**Texto del ejercicio**
══════
El obelisco horizontal de Juárez construyó una comunidad democrática en la que la ley máxima era la existencia de una ley que garantizaba el carácter colectivo de las decisiones comunitarias. Una suerte de réplica a escala miniatura, no 1:1 como era la obra de Braceli, del sistema democrático en donde alguien tiene el poder de nombrar a la democracia como tal (el artista) para garantizar la voz de todos.

Monumentos Horizontales, 2020, de Miguel Braceli. Parte del proyecto "Espacios Revelados/Changing Places", Guadalajara, México, marzo de 2020. Cortesía del artista
Monumentos Horizontales, 2020, de Miguel Braceli. Parte del proyecto «Espacios Revelados/Changing Places», Guadalajara, México, marzo de 2020. Cortesía del artista

Este resumen injusto de la intensidad de la experiencia nos lleva a un punto que me parece importante destacar: ¿dónde queda la voz del artista? Toda obra de arte parece desde su génesis conducida con espíritu teleológico, es decir, con materiales que apuntan a su fin último. ¿Qué se propone hacer un artista? Esta pregunta, imposible de responder de manera acabada, tiene, al menos, aproximaciones. Uno de los modos de responderla es ver los materiales que la constituyen y sostienen. Podríamos preguntarnos acorde al relato: ¿formaba parte de las previsiones de Braceli que la obra sea trasladada de un sitio al otro? Probablemente eso está en la base de la elección de los materiales y de parte de su construcción. Pero si pensamos en el juego performático mismo él tuvo que someterse a las decisiones de sus coautores. Si todos decidíamos no mover la obra ella no habría sido movida ni llevada a ningún lugar. Pero, entonces, ¿por qué la obra estuvo hecha de materiales de PVC y tela liviana? ¿Hay, en la elección de los materiales, alguna indicación que permita inferir su uso posterior? Probablemente sí. Lo teleológico rige y conduce. El artista sabe lo que quiere y en función de eso distribuye los materiales. Pero lo que pierde, por el carácter asambleario de la activación, es la potestad absoluta sobre el destino de su obra. Y es allí entonces que lo metafórico vuelve a surgir como parte constitutiva de esa obra monumental: la noción de democracia que indica la “voz del pueblo” siempre está garantizada por alguna voz que se demarca del pueblo y garantiza la existencia de esa voz colectiva.
══════
Resume en dos oraciones el texto sobre la obra de Braceli.

**Los datos**
══════
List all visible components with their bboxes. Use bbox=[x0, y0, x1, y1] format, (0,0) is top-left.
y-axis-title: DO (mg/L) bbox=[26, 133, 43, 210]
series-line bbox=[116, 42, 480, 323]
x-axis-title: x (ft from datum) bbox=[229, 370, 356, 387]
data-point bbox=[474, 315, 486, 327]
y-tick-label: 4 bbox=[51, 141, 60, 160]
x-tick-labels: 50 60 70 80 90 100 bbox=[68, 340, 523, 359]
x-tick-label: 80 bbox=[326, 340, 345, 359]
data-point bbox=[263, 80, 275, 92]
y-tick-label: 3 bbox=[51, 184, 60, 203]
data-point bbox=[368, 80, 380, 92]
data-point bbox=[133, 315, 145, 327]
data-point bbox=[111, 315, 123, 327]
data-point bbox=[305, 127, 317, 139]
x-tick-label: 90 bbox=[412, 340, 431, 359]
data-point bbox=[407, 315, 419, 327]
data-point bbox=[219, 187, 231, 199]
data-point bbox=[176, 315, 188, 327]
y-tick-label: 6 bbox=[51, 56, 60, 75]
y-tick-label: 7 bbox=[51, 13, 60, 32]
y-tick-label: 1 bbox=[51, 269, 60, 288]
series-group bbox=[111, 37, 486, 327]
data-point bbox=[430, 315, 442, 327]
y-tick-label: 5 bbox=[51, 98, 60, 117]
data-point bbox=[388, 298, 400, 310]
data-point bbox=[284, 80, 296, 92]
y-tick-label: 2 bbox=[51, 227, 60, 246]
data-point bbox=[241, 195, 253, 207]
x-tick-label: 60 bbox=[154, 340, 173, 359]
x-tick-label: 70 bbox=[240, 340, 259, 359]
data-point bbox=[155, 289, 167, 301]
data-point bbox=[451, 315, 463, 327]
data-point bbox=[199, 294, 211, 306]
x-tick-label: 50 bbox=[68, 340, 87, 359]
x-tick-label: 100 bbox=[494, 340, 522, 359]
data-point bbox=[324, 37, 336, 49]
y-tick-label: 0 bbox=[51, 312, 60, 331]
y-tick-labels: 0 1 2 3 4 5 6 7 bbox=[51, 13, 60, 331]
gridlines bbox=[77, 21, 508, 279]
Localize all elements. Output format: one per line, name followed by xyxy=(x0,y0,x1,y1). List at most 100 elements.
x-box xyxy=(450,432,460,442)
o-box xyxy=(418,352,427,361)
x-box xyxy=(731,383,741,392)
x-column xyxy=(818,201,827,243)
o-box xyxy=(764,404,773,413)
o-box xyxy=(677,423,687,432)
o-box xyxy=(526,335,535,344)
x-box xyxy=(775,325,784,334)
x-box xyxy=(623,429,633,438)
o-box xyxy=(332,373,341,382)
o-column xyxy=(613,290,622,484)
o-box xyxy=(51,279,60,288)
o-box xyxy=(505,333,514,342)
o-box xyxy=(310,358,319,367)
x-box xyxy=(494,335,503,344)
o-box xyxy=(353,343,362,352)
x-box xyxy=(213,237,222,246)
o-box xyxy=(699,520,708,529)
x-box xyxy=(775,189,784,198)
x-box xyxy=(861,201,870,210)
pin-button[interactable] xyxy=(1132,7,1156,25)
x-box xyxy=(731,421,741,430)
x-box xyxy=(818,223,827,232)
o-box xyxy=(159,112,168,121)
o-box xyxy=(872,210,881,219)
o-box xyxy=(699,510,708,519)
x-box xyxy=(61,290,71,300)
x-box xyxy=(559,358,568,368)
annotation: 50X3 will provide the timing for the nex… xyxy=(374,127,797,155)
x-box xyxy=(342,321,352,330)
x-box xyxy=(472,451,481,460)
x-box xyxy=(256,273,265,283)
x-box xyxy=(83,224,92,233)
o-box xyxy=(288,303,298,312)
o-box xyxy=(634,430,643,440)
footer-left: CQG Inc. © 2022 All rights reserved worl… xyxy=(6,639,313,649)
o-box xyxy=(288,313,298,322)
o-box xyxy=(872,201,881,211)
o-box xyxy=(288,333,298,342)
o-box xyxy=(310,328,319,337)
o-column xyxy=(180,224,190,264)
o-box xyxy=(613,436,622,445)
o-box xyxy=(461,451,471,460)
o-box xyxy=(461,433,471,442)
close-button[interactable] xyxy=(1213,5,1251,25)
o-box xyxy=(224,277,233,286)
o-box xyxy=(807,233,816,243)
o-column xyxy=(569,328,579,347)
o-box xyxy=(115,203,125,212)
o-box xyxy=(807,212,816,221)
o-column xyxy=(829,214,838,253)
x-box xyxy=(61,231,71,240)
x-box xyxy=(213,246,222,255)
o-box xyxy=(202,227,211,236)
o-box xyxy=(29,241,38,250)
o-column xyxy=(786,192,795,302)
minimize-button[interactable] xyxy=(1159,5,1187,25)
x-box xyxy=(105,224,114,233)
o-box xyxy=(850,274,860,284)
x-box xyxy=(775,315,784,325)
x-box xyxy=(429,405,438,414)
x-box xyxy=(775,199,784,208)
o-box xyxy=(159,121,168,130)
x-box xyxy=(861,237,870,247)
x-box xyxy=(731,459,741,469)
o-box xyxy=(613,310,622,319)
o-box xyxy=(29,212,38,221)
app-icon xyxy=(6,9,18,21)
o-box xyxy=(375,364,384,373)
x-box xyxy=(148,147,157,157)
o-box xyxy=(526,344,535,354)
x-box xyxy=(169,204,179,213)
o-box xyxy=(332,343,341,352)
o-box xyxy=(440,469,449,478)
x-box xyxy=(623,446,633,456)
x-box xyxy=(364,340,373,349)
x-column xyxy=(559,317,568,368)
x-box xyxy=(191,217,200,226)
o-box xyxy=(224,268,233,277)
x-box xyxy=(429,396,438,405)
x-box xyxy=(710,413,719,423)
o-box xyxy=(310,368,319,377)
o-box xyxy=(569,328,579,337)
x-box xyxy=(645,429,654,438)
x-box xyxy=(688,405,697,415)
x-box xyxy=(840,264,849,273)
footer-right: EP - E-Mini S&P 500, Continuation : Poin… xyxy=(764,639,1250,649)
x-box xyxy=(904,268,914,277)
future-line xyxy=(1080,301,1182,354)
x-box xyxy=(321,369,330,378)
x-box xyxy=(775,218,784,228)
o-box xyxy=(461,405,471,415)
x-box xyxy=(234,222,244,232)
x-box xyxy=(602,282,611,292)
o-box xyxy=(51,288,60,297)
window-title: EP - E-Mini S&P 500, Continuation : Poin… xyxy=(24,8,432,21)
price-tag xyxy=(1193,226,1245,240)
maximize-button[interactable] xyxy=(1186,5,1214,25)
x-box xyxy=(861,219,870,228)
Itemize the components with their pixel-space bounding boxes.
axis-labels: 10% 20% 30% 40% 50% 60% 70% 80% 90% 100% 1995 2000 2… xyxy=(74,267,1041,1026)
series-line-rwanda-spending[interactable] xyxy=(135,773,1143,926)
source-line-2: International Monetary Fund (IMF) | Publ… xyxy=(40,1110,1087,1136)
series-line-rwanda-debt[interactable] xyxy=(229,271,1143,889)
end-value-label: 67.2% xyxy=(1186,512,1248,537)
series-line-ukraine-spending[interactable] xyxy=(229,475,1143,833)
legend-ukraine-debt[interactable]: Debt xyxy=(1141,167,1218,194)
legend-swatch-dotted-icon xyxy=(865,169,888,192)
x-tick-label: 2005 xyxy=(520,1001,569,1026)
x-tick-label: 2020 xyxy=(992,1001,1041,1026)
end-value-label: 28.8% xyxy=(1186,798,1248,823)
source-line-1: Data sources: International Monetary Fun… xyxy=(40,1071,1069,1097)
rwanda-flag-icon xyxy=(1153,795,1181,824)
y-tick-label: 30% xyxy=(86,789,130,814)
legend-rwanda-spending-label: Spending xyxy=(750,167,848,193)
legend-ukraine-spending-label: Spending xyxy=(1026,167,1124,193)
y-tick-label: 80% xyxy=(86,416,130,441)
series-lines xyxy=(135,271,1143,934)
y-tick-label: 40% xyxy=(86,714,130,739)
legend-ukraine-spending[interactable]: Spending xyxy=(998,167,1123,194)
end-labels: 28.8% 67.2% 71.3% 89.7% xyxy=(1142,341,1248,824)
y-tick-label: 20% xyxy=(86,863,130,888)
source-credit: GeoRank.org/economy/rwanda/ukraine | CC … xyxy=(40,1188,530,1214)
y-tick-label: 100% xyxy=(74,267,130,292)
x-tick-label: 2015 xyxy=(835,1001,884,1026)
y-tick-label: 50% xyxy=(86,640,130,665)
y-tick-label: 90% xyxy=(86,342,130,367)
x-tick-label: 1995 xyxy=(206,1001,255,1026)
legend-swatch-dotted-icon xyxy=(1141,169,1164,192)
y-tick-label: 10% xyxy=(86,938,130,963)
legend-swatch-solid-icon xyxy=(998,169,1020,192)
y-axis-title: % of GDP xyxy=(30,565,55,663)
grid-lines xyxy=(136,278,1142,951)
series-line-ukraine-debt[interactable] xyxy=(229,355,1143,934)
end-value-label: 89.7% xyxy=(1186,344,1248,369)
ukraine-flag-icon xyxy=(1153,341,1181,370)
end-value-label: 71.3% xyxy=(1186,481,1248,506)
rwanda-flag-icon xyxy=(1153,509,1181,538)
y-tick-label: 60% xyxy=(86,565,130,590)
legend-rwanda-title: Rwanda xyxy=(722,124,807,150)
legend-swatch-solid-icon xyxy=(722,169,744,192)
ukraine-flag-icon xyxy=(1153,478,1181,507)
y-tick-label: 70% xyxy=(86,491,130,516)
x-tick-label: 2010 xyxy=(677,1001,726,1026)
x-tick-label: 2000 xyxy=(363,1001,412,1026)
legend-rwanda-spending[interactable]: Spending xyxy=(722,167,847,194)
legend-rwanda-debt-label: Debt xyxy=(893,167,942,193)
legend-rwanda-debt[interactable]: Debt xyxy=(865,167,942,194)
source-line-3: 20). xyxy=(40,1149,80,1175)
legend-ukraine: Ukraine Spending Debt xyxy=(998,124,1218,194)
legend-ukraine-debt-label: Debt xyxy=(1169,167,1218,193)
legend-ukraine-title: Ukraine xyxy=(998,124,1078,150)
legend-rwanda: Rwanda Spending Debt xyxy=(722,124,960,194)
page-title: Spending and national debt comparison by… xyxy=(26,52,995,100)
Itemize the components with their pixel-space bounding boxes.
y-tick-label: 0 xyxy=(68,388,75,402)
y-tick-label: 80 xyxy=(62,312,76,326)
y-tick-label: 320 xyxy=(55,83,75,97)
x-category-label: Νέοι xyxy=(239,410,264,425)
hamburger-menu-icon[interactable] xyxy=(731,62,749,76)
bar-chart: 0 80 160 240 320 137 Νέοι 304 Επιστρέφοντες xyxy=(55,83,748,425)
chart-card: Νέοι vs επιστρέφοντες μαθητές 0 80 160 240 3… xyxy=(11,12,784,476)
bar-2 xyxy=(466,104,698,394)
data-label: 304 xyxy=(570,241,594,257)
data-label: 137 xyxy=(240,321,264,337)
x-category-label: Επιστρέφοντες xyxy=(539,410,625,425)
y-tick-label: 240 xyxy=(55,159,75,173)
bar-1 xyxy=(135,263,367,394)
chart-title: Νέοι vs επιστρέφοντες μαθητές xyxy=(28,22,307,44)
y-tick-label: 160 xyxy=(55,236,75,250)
══════
**Respuesta a la tarea**
El obelisco horizontal de Juárez construyó una comunidad democrática en miniatura cuya ley máxima garantizaba el carácter colectivo de las decisiones, con el artista como quien nombra la democracia para asegurar la voz de todos. Aunque la elección de materiales como el PVC y la tela liviana permite inferir lo que el artista se proponía, el carácter asambleario de la activación le hizo perder la potestad absoluta sobre el destino de su obra, y así reaparece la idea de que la voz colectiva siempre está garantizada por alguna voz que se demarca del pueblo.